• **Written instruction**: Reproduce every entry below precisely. Pictures are excluded from the copy.

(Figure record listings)
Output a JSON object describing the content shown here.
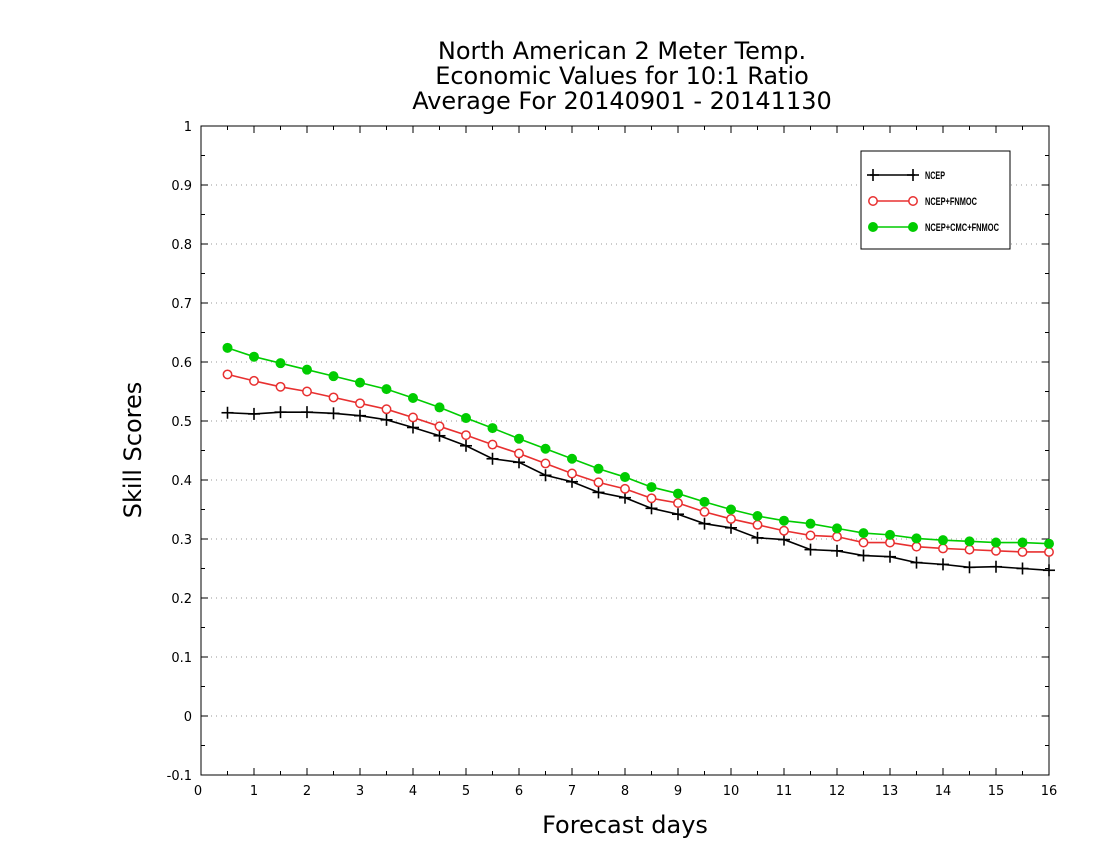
{
  "chart_data": {
    "type": "line",
    "title_lines": [
      "North American 2 Meter Temp.",
      "Economic Values for 10:1 Ratio",
      "Average For 20140901 - 20141130"
    ],
    "xlabel": "Forecast days",
    "ylabel": "Skill Scores",
    "xlim": [
      0,
      16
    ],
    "ylim": [
      -0.1,
      1
    ],
    "xticks": [
      0,
      1,
      2,
      3,
      4,
      5,
      6,
      7,
      8,
      9,
      10,
      11,
      12,
      13,
      14,
      15,
      16
    ],
    "yticks": [
      -0.1,
      0,
      0.1,
      0.2,
      0.3,
      0.4,
      0.5,
      0.6,
      0.7,
      0.8,
      0.9,
      1
    ],
    "ytick_labels": [
      "-0.1",
      "0",
      "0.1",
      "0.2",
      "0.3",
      "0.4",
      "0.5",
      "0.6",
      "0.7",
      "0.8",
      "0.9",
      "1"
    ],
    "grid": "horizontal-dotted",
    "legend_position": "top-right",
    "x": [
      0.5,
      1,
      1.5,
      2,
      2.5,
      3,
      3.5,
      4,
      4.5,
      5,
      5.5,
      6,
      6.5,
      7,
      7.5,
      8,
      8.5,
      9,
      9.5,
      10,
      10.5,
      11,
      11.5,
      12,
      12.5,
      13,
      13.5,
      14,
      14.5,
      15,
      15.5,
      16
    ],
    "series": [
      {
        "name": "NCEP",
        "color": "#000000",
        "marker": "plus",
        "values": [
          0.514,
          0.512,
          0.515,
          0.515,
          0.513,
          0.509,
          0.502,
          0.489,
          0.475,
          0.458,
          0.436,
          0.43,
          0.408,
          0.397,
          0.379,
          0.37,
          0.352,
          0.342,
          0.326,
          0.319,
          0.302,
          0.299,
          0.282,
          0.28,
          0.272,
          0.27,
          0.26,
          0.257,
          0.252,
          0.253,
          0.25,
          0.247
        ]
      },
      {
        "name": "NCEP+FNMOC",
        "color": "#e83030",
        "marker": "open-circle",
        "values": [
          0.579,
          0.568,
          0.558,
          0.55,
          0.54,
          0.53,
          0.52,
          0.506,
          0.491,
          0.476,
          0.46,
          0.445,
          0.428,
          0.411,
          0.396,
          0.385,
          0.369,
          0.361,
          0.346,
          0.334,
          0.324,
          0.314,
          0.306,
          0.304,
          0.294,
          0.294,
          0.287,
          0.284,
          0.282,
          0.28,
          0.278,
          0.278
        ]
      },
      {
        "name": "NCEP+CMC+FNMOC",
        "color": "#00cc00",
        "marker": "filled-circle",
        "values": [
          0.624,
          0.609,
          0.598,
          0.587,
          0.576,
          0.565,
          0.554,
          0.539,
          0.523,
          0.505,
          0.488,
          0.47,
          0.453,
          0.436,
          0.419,
          0.405,
          0.388,
          0.377,
          0.363,
          0.35,
          0.339,
          0.331,
          0.326,
          0.318,
          0.31,
          0.307,
          0.301,
          0.298,
          0.296,
          0.294,
          0.294,
          0.292
        ]
      }
    ]
  }
}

• **Written solution**:
Output a JSON object describing the content shown here.
{
  "chart_data": {
    "type": "line",
    "title_lines": [
      "North American 2 Meter Temp.",
      "Economic Values for 10:1 Ratio",
      "Average For 20140901 - 20141130"
    ],
    "xlabel": "Forecast days",
    "ylabel": "Skill Scores",
    "xlim": [
      0,
      16
    ],
    "ylim": [
      -0.1,
      1
    ],
    "xticks": [
      0,
      1,
      2,
      3,
      4,
      5,
      6,
      7,
      8,
      9,
      10,
      11,
      12,
      13,
      14,
      15,
      16
    ],
    "yticks": [
      -0.1,
      0,
      0.1,
      0.2,
      0.3,
      0.4,
      0.5,
      0.6,
      0.7,
      0.8,
      0.9,
      1
    ],
    "ytick_labels": [
      "-0.1",
      "0",
      "0.1",
      "0.2",
      "0.3",
      "0.4",
      "0.5",
      "0.6",
      "0.7",
      "0.8",
      "0.9",
      "1"
    ],
    "grid": "horizontal-dotted",
    "legend_position": "top-right",
    "x": [
      0.5,
      1,
      1.5,
      2,
      2.5,
      3,
      3.5,
      4,
      4.5,
      5,
      5.5,
      6,
      6.5,
      7,
      7.5,
      8,
      8.5,
      9,
      9.5,
      10,
      10.5,
      11,
      11.5,
      12,
      12.5,
      13,
      13.5,
      14,
      14.5,
      15,
      15.5,
      16
    ],
    "series": [
      {
        "name": "NCEP",
        "color": "#000000",
        "marker": "plus",
        "values": [
          0.514,
          0.512,
          0.515,
          0.515,
          0.513,
          0.509,
          0.502,
          0.489,
          0.475,
          0.458,
          0.436,
          0.43,
          0.408,
          0.397,
          0.379,
          0.37,
          0.352,
          0.342,
          0.326,
          0.319,
          0.302,
          0.299,
          0.282,
          0.28,
          0.272,
          0.27,
          0.26,
          0.257,
          0.252,
          0.253,
          0.25,
          0.247
        ]
      },
      {
        "name": "NCEP+FNMOC",
        "color": "#e83030",
        "marker": "open-circle",
        "values": [
          0.579,
          0.568,
          0.558,
          0.55,
          0.54,
          0.53,
          0.52,
          0.506,
          0.491,
          0.476,
          0.46,
          0.445,
          0.428,
          0.411,
          0.396,
          0.385,
          0.369,
          0.361,
          0.346,
          0.334,
          0.324,
          0.314,
          0.306,
          0.304,
          0.294,
          0.294,
          0.287,
          0.284,
          0.282,
          0.28,
          0.278,
          0.278
        ]
      },
      {
        "name": "NCEP+CMC+FNMOC",
        "color": "#00cc00",
        "marker": "filled-circle",
        "values": [
          0.624,
          0.609,
          0.598,
          0.587,
          0.576,
          0.565,
          0.554,
          0.539,
          0.523,
          0.505,
          0.488,
          0.47,
          0.453,
          0.436,
          0.419,
          0.405,
          0.388,
          0.377,
          0.363,
          0.35,
          0.339,
          0.331,
          0.326,
          0.318,
          0.31,
          0.307,
          0.301,
          0.298,
          0.296,
          0.294,
          0.294,
          0.292
        ]
      }
    ]
  }
}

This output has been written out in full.